* PROVIDED ENTRIES:
══════
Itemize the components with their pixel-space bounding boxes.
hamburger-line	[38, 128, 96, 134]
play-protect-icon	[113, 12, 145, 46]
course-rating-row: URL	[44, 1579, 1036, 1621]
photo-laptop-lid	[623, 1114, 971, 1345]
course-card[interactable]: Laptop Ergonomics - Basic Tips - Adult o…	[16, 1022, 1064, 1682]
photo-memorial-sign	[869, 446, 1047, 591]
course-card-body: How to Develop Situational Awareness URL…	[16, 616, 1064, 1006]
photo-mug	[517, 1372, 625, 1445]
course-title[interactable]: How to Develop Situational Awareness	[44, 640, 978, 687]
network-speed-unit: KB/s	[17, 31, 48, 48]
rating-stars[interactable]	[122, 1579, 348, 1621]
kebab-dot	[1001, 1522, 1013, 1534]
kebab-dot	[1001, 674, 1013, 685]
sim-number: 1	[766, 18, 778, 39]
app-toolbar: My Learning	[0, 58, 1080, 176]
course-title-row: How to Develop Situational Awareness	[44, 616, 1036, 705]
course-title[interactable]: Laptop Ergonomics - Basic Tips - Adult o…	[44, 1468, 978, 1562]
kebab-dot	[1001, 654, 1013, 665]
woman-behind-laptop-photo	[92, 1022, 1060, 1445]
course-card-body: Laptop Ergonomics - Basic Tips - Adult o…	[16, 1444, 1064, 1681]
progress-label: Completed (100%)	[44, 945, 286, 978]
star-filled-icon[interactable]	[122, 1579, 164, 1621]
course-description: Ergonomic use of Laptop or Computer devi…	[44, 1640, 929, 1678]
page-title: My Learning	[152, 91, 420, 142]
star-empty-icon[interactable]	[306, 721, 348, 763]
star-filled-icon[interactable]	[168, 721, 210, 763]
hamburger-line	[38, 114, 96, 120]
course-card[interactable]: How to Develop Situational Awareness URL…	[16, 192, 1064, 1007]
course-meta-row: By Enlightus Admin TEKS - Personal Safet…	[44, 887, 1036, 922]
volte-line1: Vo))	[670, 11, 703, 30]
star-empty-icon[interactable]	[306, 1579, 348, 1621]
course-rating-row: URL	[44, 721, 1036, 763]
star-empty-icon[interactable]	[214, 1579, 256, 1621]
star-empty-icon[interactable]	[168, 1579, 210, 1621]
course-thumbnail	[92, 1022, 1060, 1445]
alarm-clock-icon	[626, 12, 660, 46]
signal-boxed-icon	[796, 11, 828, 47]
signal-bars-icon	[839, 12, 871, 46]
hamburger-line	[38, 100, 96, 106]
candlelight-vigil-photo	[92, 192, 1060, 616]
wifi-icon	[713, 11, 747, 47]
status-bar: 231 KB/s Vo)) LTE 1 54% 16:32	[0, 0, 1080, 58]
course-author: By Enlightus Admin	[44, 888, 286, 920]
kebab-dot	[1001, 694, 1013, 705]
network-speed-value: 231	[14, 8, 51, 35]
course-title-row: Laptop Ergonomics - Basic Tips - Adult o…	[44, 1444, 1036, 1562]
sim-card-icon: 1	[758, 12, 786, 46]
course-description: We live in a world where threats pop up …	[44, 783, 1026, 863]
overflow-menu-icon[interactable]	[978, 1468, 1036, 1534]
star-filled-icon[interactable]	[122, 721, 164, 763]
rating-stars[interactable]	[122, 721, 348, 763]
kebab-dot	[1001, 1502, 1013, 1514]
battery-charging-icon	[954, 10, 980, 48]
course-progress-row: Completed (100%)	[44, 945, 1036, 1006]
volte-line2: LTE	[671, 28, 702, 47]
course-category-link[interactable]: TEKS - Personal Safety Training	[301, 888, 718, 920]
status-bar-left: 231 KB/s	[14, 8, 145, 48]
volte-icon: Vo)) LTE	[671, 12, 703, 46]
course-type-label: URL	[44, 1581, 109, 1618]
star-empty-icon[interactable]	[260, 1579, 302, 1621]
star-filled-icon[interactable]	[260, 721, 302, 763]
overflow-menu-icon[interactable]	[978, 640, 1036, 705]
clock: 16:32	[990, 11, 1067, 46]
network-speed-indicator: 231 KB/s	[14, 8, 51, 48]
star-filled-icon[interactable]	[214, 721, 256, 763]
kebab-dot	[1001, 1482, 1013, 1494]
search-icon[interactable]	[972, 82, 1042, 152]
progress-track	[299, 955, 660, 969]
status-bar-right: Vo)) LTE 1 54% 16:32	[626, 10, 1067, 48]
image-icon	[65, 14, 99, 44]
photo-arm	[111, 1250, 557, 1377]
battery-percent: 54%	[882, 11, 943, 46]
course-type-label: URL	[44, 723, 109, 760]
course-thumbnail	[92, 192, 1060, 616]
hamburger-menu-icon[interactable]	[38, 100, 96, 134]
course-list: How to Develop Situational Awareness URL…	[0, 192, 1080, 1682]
══════
* BRIEF: Reproduce all the lines of the records above with no changes.

* FINISHED EXERCISE:
Itemize the components with their pixel-space bounding boxes.
hamburger-line	[38, 128, 96, 134]
play-protect-icon	[113, 12, 145, 46]
course-rating-row: URL	[44, 1579, 1036, 1621]
photo-laptop-lid	[623, 1114, 971, 1345]
course-card[interactable]: Laptop Ergonomics - Basic Tips - Adult o…	[16, 1022, 1064, 1682]
photo-memorial-sign	[869, 446, 1047, 591]
course-card-body: How to Develop Situational Awareness URL…	[16, 616, 1064, 1006]
photo-mug	[517, 1372, 625, 1445]
course-title[interactable]: How to Develop Situational Awareness	[44, 640, 978, 687]
network-speed-unit: KB/s	[17, 31, 48, 48]
rating-stars[interactable]	[122, 1579, 348, 1621]
kebab-dot	[1001, 1522, 1013, 1534]
kebab-dot	[1001, 674, 1013, 685]
sim-number: 1	[766, 18, 778, 39]
app-toolbar: My Learning	[0, 58, 1080, 176]
course-title-row: How to Develop Situational Awareness	[44, 616, 1036, 705]
course-title[interactable]: Laptop Ergonomics - Basic Tips - Adult o…	[44, 1468, 978, 1562]
kebab-dot	[1001, 654, 1013, 665]
woman-behind-laptop-photo	[92, 1022, 1060, 1445]
course-card-body: Laptop Ergonomics - Basic Tips - Adult o…	[16, 1444, 1064, 1681]
progress-label: Completed (100%)	[44, 945, 286, 978]
star-filled-icon[interactable]	[122, 1579, 164, 1621]
course-description: Ergonomic use of Laptop or Computer devi…	[44, 1640, 929, 1678]
page-title: My Learning	[152, 91, 420, 142]
star-empty-icon[interactable]	[306, 721, 348, 763]
star-filled-icon[interactable]	[168, 721, 210, 763]
hamburger-line	[38, 114, 96, 120]
course-card[interactable]: How to Develop Situational Awareness URL…	[16, 192, 1064, 1007]
course-meta-row: By Enlightus Admin TEKS - Personal Safet…	[44, 887, 1036, 922]
volte-line1: Vo))	[670, 11, 703, 30]
star-empty-icon[interactable]	[306, 1579, 348, 1621]
course-rating-row: URL	[44, 721, 1036, 763]
star-empty-icon[interactable]	[214, 1579, 256, 1621]
star-empty-icon[interactable]	[168, 1579, 210, 1621]
course-thumbnail	[92, 1022, 1060, 1445]
alarm-clock-icon	[626, 12, 660, 46]
signal-boxed-icon	[796, 11, 828, 47]
signal-bars-icon	[839, 12, 871, 46]
hamburger-line	[38, 100, 96, 106]
candlelight-vigil-photo	[92, 192, 1060, 616]
wifi-icon	[713, 11, 747, 47]
status-bar: 231 KB/s Vo)) LTE 1 54% 16:32	[0, 0, 1080, 58]
course-author: By Enlightus Admin	[44, 888, 286, 920]
kebab-dot	[1001, 694, 1013, 705]
network-speed-value: 231	[14, 8, 51, 35]
course-title-row: Laptop Ergonomics - Basic Tips - Adult o…	[44, 1444, 1036, 1562]
sim-card-icon: 1	[758, 12, 786, 46]
course-description: We live in a world where threats pop up …	[44, 783, 1026, 863]
overflow-menu-icon[interactable]	[978, 1468, 1036, 1534]
star-filled-icon[interactable]	[122, 721, 164, 763]
rating-stars[interactable]	[122, 721, 348, 763]
kebab-dot	[1001, 1502, 1013, 1514]
battery-charging-icon	[954, 10, 980, 48]
course-progress-row: Completed (100%)	[44, 945, 1036, 1006]
volte-line2: LTE	[671, 28, 702, 47]
course-category-link[interactable]: TEKS - Personal Safety Training	[301, 888, 718, 920]
status-bar-left: 231 KB/s	[14, 8, 145, 48]
volte-icon: Vo)) LTE	[671, 12, 703, 46]
course-type-label: URL	[44, 1581, 109, 1618]
star-empty-icon[interactable]	[260, 1579, 302, 1621]
star-filled-icon[interactable]	[260, 721, 302, 763]
overflow-menu-icon[interactable]	[978, 640, 1036, 705]
clock: 16:32	[990, 11, 1067, 46]
network-speed-indicator: 231 KB/s	[14, 8, 51, 48]
star-filled-icon[interactable]	[214, 721, 256, 763]
kebab-dot	[1001, 1482, 1013, 1494]
search-icon[interactable]	[972, 82, 1042, 152]
progress-track	[299, 955, 660, 969]
status-bar-right: Vo)) LTE 1 54% 16:32	[626, 10, 1067, 48]
image-icon	[65, 14, 99, 44]
photo-arm	[111, 1250, 557, 1377]
battery-percent: 54%	[882, 11, 943, 46]
course-type-label: URL	[44, 723, 109, 760]
course-thumbnail	[92, 192, 1060, 616]
hamburger-menu-icon[interactable]	[38, 100, 96, 134]
course-list: How to Develop Situational Awareness URL…	[0, 192, 1080, 1682]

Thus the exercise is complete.